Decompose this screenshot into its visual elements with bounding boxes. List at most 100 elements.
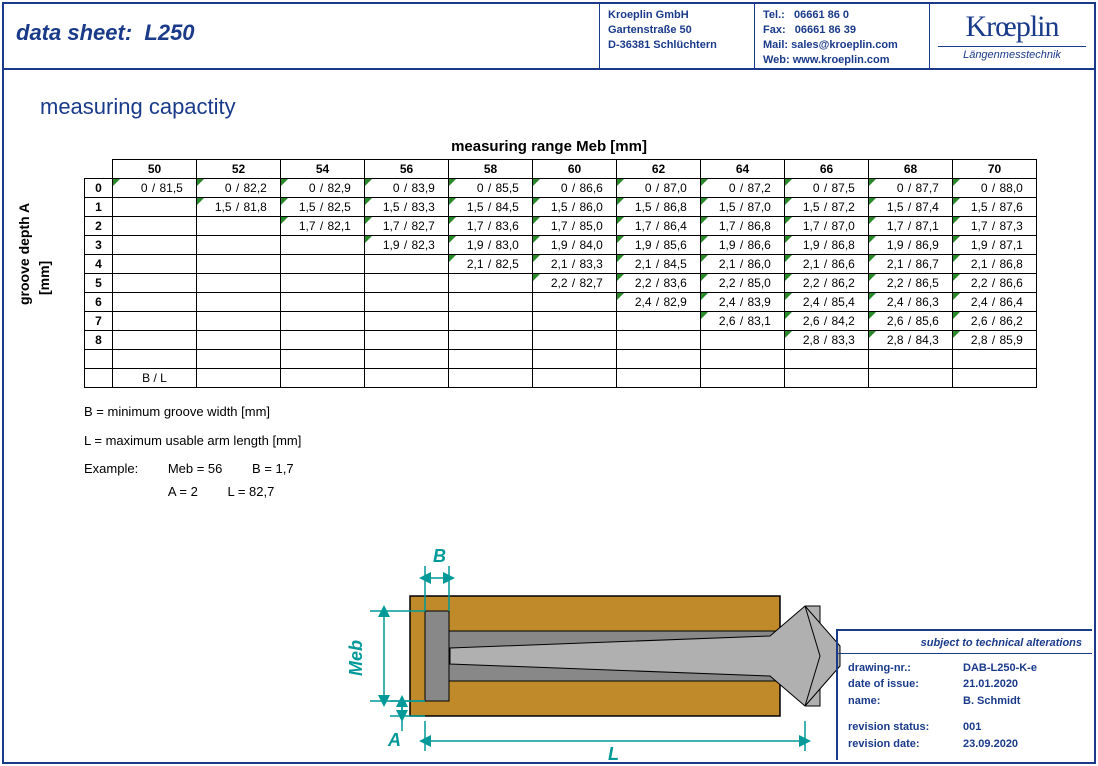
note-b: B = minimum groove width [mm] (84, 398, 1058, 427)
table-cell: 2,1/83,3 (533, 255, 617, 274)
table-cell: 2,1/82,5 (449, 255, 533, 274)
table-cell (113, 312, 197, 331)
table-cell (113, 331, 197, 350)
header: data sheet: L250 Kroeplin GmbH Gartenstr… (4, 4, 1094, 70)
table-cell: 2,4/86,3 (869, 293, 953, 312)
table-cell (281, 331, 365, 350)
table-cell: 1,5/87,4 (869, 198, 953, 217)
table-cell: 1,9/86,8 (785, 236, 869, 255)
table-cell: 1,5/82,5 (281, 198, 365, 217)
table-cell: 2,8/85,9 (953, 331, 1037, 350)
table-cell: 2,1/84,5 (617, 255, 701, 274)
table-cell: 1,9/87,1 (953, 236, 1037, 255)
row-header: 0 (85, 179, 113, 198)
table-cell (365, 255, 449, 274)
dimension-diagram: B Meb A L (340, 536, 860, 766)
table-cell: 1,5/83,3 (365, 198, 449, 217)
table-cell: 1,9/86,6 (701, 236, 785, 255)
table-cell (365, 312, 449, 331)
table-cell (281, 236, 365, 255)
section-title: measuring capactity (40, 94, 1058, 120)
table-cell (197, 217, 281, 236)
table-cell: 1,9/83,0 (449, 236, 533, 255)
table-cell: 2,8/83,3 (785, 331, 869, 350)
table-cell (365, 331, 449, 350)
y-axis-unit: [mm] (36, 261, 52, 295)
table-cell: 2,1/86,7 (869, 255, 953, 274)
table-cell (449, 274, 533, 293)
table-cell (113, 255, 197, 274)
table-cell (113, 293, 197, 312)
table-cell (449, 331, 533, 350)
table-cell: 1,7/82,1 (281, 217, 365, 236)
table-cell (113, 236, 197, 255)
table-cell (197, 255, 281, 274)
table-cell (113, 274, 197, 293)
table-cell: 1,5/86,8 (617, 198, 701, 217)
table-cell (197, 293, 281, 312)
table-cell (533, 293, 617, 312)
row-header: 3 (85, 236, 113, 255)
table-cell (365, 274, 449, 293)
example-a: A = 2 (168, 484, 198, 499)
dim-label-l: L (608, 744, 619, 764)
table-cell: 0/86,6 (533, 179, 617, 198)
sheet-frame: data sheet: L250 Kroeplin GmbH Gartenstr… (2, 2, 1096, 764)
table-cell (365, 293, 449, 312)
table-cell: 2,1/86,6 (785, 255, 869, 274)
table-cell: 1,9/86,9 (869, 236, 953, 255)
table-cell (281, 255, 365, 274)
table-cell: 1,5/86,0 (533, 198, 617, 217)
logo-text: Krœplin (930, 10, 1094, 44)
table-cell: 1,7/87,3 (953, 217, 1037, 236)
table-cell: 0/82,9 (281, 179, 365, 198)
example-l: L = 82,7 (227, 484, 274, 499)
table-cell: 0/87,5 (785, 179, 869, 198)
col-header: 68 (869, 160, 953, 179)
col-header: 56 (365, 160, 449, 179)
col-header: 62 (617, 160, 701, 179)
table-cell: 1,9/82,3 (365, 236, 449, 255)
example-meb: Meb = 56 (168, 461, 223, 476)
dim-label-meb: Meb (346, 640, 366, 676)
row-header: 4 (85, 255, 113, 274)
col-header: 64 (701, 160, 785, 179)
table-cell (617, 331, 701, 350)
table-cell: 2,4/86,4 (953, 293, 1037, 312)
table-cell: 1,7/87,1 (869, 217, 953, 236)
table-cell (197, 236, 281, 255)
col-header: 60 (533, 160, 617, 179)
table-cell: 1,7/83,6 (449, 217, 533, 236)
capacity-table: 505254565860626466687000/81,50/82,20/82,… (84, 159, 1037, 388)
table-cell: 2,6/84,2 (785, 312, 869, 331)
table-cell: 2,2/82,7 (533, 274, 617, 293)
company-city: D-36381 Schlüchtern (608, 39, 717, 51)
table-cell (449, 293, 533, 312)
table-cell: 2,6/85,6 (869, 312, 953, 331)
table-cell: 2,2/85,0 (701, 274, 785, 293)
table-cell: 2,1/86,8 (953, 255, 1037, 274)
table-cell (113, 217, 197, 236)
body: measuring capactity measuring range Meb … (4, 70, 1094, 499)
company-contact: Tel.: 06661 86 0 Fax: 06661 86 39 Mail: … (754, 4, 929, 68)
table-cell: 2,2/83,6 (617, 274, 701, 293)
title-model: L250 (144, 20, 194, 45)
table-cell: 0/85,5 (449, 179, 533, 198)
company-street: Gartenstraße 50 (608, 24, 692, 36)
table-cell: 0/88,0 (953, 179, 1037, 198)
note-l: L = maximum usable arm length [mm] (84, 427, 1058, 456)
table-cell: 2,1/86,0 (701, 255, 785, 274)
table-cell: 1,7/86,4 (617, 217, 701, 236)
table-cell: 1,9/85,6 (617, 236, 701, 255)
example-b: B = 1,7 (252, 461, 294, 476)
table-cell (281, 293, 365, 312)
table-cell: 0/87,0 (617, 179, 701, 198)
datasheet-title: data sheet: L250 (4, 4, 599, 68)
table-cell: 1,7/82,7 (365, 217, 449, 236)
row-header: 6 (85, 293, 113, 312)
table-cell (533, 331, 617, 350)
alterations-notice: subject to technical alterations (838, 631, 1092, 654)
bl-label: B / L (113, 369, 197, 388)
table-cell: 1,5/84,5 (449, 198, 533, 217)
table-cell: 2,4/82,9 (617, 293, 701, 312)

════

Could you give all the entries again with "table-cell" replaced by "grid-cell" everywhere and everything else unchanged, leaving out the pictures?

Decompose this screenshot into its visual elements with bounding boxes. List at most 100 elements.
note-b: B = minimum groove width [mm] (84, 398, 1058, 427)
grid-cell: 2,1/83,3 (533, 255, 617, 274)
grid-cell: 2,1/82,5 (449, 255, 533, 274)
grid-cell (113, 312, 197, 331)
grid-cell (113, 331, 197, 350)
header: data sheet: L250 Kroeplin GmbH Gartenstr… (4, 4, 1094, 70)
grid-cell: 2,4/86,3 (869, 293, 953, 312)
grid-cell (281, 331, 365, 350)
grid-cell: 1,5/87,4 (869, 198, 953, 217)
grid-cell: 1,9/86,8 (785, 236, 869, 255)
grid-cell: 1,5/82,5 (281, 198, 365, 217)
grid-cell: 2,8/85,9 (953, 331, 1037, 350)
grid-cell: 2,1/84,5 (617, 255, 701, 274)
grid-cell: 1,9/87,1 (953, 236, 1037, 255)
row-header: 0 (85, 179, 113, 198)
grid-cell (365, 255, 449, 274)
dimension-diagram: B Meb A L (340, 536, 860, 766)
grid-cell: 1,5/83,3 (365, 198, 449, 217)
grid-cell: 1,9/86,6 (701, 236, 785, 255)
grid-cell (365, 312, 449, 331)
grid-cell (281, 236, 365, 255)
section-title: measuring capactity (40, 94, 1058, 120)
grid-cell (197, 217, 281, 236)
grid-cell: 1,9/83,0 (449, 236, 533, 255)
grid-cell: 2,8/83,3 (785, 331, 869, 350)
grid-cell (365, 331, 449, 350)
y-axis-unit: [mm] (36, 261, 52, 295)
grid-cell: 2,1/86,7 (869, 255, 953, 274)
grid-cell (449, 274, 533, 293)
grid-cell (113, 255, 197, 274)
grid-cell (113, 293, 197, 312)
grid-cell (449, 331, 533, 350)
grid-cell: 1,7/82,1 (281, 217, 365, 236)
grid-cell (113, 236, 197, 255)
grid-cell (197, 255, 281, 274)
grid-cell (113, 274, 197, 293)
grid-cell: 1,5/86,8 (617, 198, 701, 217)
grid-cell (197, 293, 281, 312)
grid-cell (533, 293, 617, 312)
row-header: 3 (85, 236, 113, 255)
grid-cell (365, 274, 449, 293)
example-a: A = 2 (168, 484, 198, 499)
dim-label-l: L (608, 744, 619, 764)
grid-cell: 0/86,6 (533, 179, 617, 198)
sheet-frame: data sheet: L250 Kroeplin GmbH Gartenstr… (2, 2, 1096, 764)
grid-cell (365, 293, 449, 312)
grid-cell: 2,1/86,6 (785, 255, 869, 274)
grid-cell: 1,9/86,9 (869, 236, 953, 255)
grid-cell (281, 255, 365, 274)
grid-cell: 1,5/86,0 (533, 198, 617, 217)
logo-text: Krœplin (930, 10, 1094, 44)
grid-cell: 1,7/87,3 (953, 217, 1037, 236)
grid-cell: 0/82,9 (281, 179, 365, 198)
example-l: L = 82,7 (227, 484, 274, 499)
grid-cell: 0/87,5 (785, 179, 869, 198)
col-header: 68 (869, 160, 953, 179)
col-header: 56 (365, 160, 449, 179)
col-header: 62 (617, 160, 701, 179)
grid-cell: 1,9/82,3 (365, 236, 449, 255)
example-meb: Meb = 56 (168, 461, 223, 476)
dim-label-meb: Meb (346, 640, 366, 676)
row-header: 4 (85, 255, 113, 274)
col-header: 64 (701, 160, 785, 179)
grid-cell (617, 331, 701, 350)
grid-cell: 2,4/86,4 (953, 293, 1037, 312)
grid-cell: 1,7/87,1 (869, 217, 953, 236)
grid-cell (197, 236, 281, 255)
col-header: 60 (533, 160, 617, 179)
grid-cell: 1,7/83,6 (449, 217, 533, 236)
capacity-table: 505254565860626466687000/81,50/82,20/82,… (84, 159, 1037, 388)
grid-cell: 2,6/84,2 (785, 312, 869, 331)
grid-cell: 2,2/82,7 (533, 274, 617, 293)
company-city: D-36381 Schlüchtern (608, 39, 717, 51)
grid-cell (449, 293, 533, 312)
grid-cell: 2,6/85,6 (869, 312, 953, 331)
grid-cell: 2,2/85,0 (701, 274, 785, 293)
grid-cell: 2,1/86,8 (953, 255, 1037, 274)
grid-cell (113, 217, 197, 236)
body: measuring capactity measuring range Meb … (4, 70, 1094, 499)
company-contact: Tel.: 06661 86 0 Fax: 06661 86 39 Mail: … (754, 4, 929, 68)
grid-cell: 2,2/83,6 (617, 274, 701, 293)
title-model: L250 (144, 20, 194, 45)
grid-cell: 0/85,5 (449, 179, 533, 198)
company-street: Gartenstraße 50 (608, 24, 692, 36)
grid-cell: 0/88,0 (953, 179, 1037, 198)
note-l: L = maximum usable arm length [mm] (84, 427, 1058, 456)
grid-cell: 2,1/86,0 (701, 255, 785, 274)
grid-cell: 1,7/86,4 (617, 217, 701, 236)
grid-cell: 1,9/85,6 (617, 236, 701, 255)
example-b: B = 1,7 (252, 461, 294, 476)
grid-cell (281, 293, 365, 312)
grid-cell: 0/87,0 (617, 179, 701, 198)
datasheet-title: data sheet: L250 (4, 4, 599, 68)
grid-cell: 1,7/82,7 (365, 217, 449, 236)
row-header: 6 (85, 293, 113, 312)
grid-cell (533, 331, 617, 350)
alterations-notice: subject to technical alterations (838, 631, 1092, 654)
bl-label: B / L (113, 369, 197, 388)
grid-cell: 1,5/84,5 (449, 198, 533, 217)
grid-cell: 2,4/82,9 (617, 293, 701, 312)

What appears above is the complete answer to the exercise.